Extract the records in full, leaving every picture out.

----

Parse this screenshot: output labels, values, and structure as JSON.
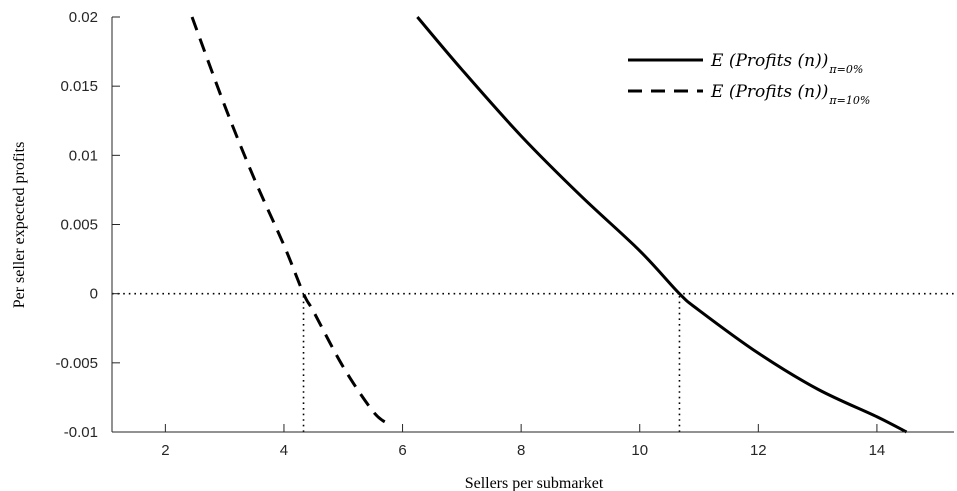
{
  "chart_data": {
    "type": "line",
    "title": "",
    "xlabel": "Sellers per submarket",
    "ylabel": "Per seller expected profits",
    "xlim": [
      1.1,
      15.3
    ],
    "ylim": [
      -0.01,
      0.02
    ],
    "xticks": [
      2,
      4,
      6,
      8,
      10,
      12,
      14
    ],
    "xtick_labels": [
      "2",
      "4",
      "6",
      "8",
      "10",
      "12",
      "14"
    ],
    "yticks": [
      -0.01,
      -0.005,
      0,
      0.005,
      0.01,
      0.015,
      0.02
    ],
    "ytick_labels": [
      "-0.01",
      "-0.005",
      "0",
      "0.005",
      "0.01",
      "0.015",
      "0.02"
    ],
    "grid": false,
    "legend_position": "top-right",
    "series": [
      {
        "name_main": "E (Profits (n))",
        "name_sub": "π=0%",
        "style": "solid",
        "color": "#000000",
        "x": [
          6.25,
          7,
          8,
          9,
          10,
          10.67,
          11,
          12,
          13,
          14,
          14.5
        ],
        "y": [
          0.02,
          0.0162,
          0.0114,
          0.0071,
          0.0031,
          0.0,
          -0.0012,
          -0.0043,
          -0.0069,
          -0.0089,
          -0.01
        ]
      },
      {
        "name_main": "E (Profits (n))",
        "name_sub": "π=10%",
        "style": "dashed",
        "color": "#000000",
        "x": [
          2.45,
          3,
          3.5,
          4,
          4.33,
          4.5,
          5,
          5.5,
          5.75
        ],
        "y": [
          0.02,
          0.0136,
          0.0083,
          0.0035,
          0.0,
          -0.0013,
          -0.0053,
          -0.0085,
          -0.0094
        ]
      }
    ],
    "reference_lines": [
      {
        "orientation": "horizontal",
        "y": 0,
        "style": "dotted"
      },
      {
        "orientation": "vertical",
        "x": 4.33,
        "y_from": -0.01,
        "y_to": 0,
        "style": "dotted"
      },
      {
        "orientation": "vertical",
        "x": 10.67,
        "y_from": -0.01,
        "y_to": 0,
        "style": "dotted"
      }
    ]
  }
}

----

Task output:
Parse this screenshot: output labels, values, and structure as JSON.
{
  "chart_data": {
    "type": "line",
    "title": "",
    "xlabel": "Sellers per submarket",
    "ylabel": "Per seller expected profits",
    "xlim": [
      1.1,
      15.3
    ],
    "ylim": [
      -0.01,
      0.02
    ],
    "xticks": [
      2,
      4,
      6,
      8,
      10,
      12,
      14
    ],
    "xtick_labels": [
      "2",
      "4",
      "6",
      "8",
      "10",
      "12",
      "14"
    ],
    "yticks": [
      -0.01,
      -0.005,
      0,
      0.005,
      0.01,
      0.015,
      0.02
    ],
    "ytick_labels": [
      "-0.01",
      "-0.005",
      "0",
      "0.005",
      "0.01",
      "0.015",
      "0.02"
    ],
    "grid": false,
    "legend_position": "top-right",
    "series": [
      {
        "name_main": "E (Profits (n))",
        "name_sub": "π=0%",
        "style": "solid",
        "color": "#000000",
        "x": [
          6.25,
          7,
          8,
          9,
          10,
          10.67,
          11,
          12,
          13,
          14,
          14.5
        ],
        "y": [
          0.02,
          0.0162,
          0.0114,
          0.0071,
          0.0031,
          0.0,
          -0.0012,
          -0.0043,
          -0.0069,
          -0.0089,
          -0.01
        ]
      },
      {
        "name_main": "E (Profits (n))",
        "name_sub": "π=10%",
        "style": "dashed",
        "color": "#000000",
        "x": [
          2.45,
          3,
          3.5,
          4,
          4.33,
          4.5,
          5,
          5.5,
          5.75
        ],
        "y": [
          0.02,
          0.0136,
          0.0083,
          0.0035,
          0.0,
          -0.0013,
          -0.0053,
          -0.0085,
          -0.0094
        ]
      }
    ],
    "reference_lines": [
      {
        "orientation": "horizontal",
        "y": 0,
        "style": "dotted"
      },
      {
        "orientation": "vertical",
        "x": 4.33,
        "y_from": -0.01,
        "y_to": 0,
        "style": "dotted"
      },
      {
        "orientation": "vertical",
        "x": 10.67,
        "y_from": -0.01,
        "y_to": 0,
        "style": "dotted"
      }
    ]
  }
}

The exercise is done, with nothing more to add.